MATERIAL FOR THIS TASK:
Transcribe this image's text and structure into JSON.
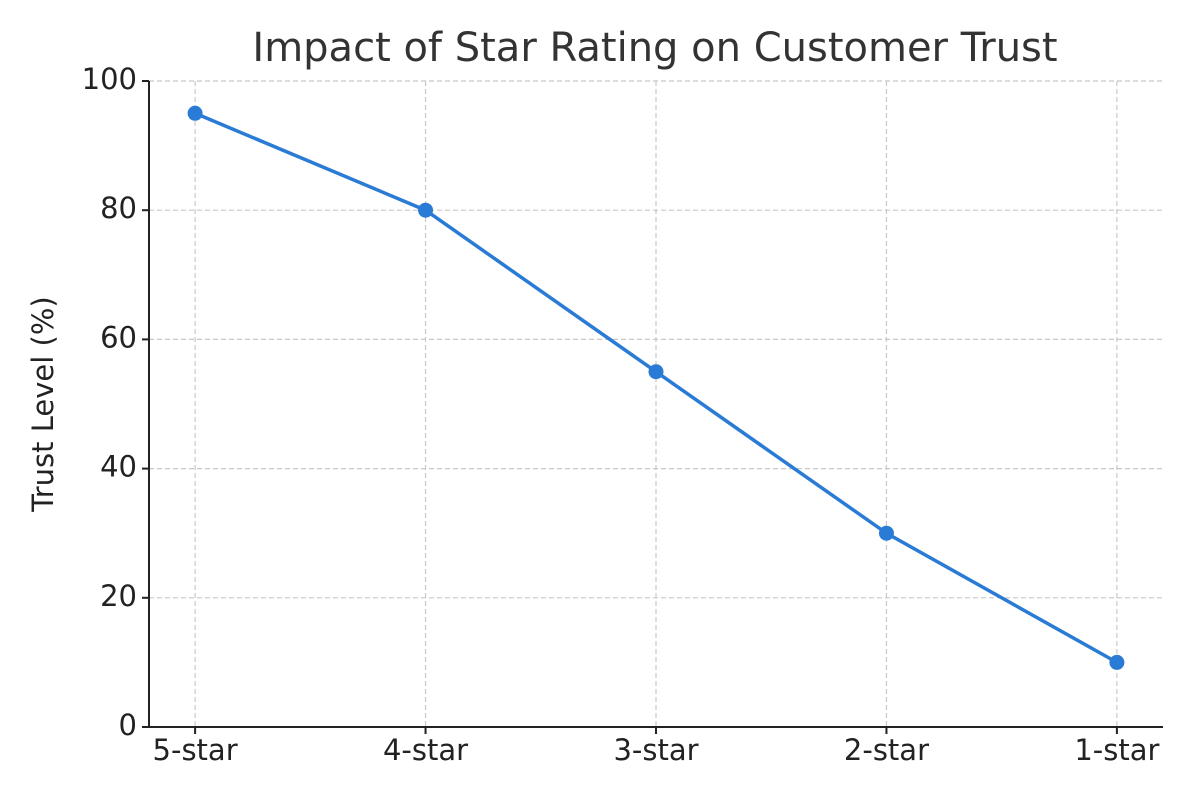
{
  "chart_data": {
    "type": "line",
    "title": "Impact of Star Rating on Customer Trust",
    "y_label": "Trust Level (%)",
    "categories": [
      "5-star",
      "4-star",
      "3-star",
      "2-star",
      "1-star"
    ],
    "values": [
      95,
      80,
      55,
      30,
      10
    ],
    "color": "#2a7bd5",
    "ylim": [
      0,
      100
    ],
    "yticks": [
      0,
      20,
      40,
      60,
      80,
      100
    ],
    "grid": true
  }
}
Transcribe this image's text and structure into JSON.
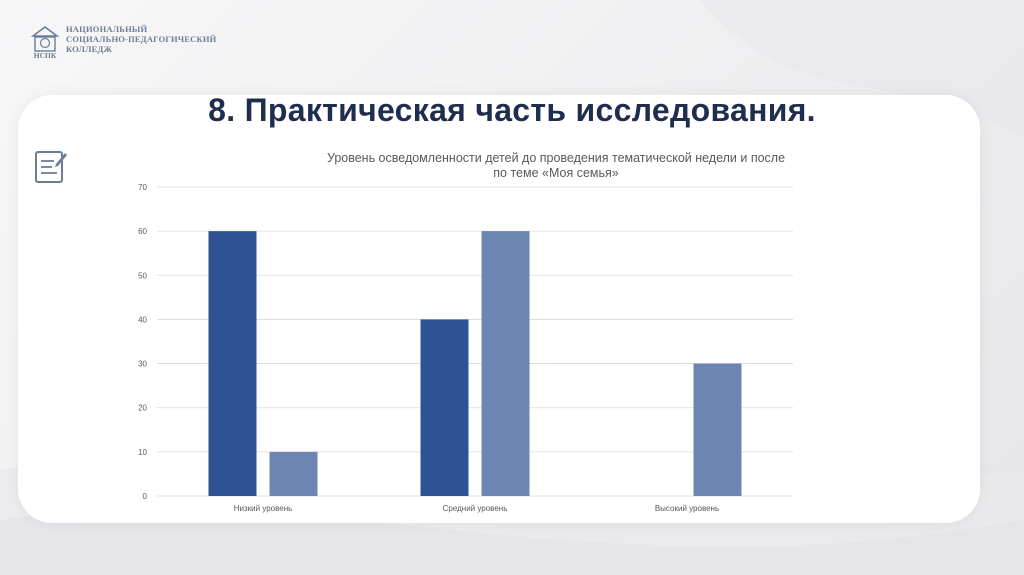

DIRECTIONS:
Retype the data above exactly; pictures are not part of the copy.

SOLUTION TO THE EXERCISE:
Transcribe this image's text and structure into JSON.
{
  "chart_data": {
    "type": "line",
    "title": "Impact of Star Rating on Customer Trust",
    "y_label": "Trust Level (%)",
    "categories": [
      "5-star",
      "4-star",
      "3-star",
      "2-star",
      "1-star"
    ],
    "values": [
      95,
      80,
      55,
      30,
      10
    ],
    "color": "#2a7bd5",
    "ylim": [
      0,
      100
    ],
    "yticks": [
      0,
      20,
      40,
      60,
      80,
      100
    ],
    "grid": true
  }
}
Transcribe this image's text and structure into JSON.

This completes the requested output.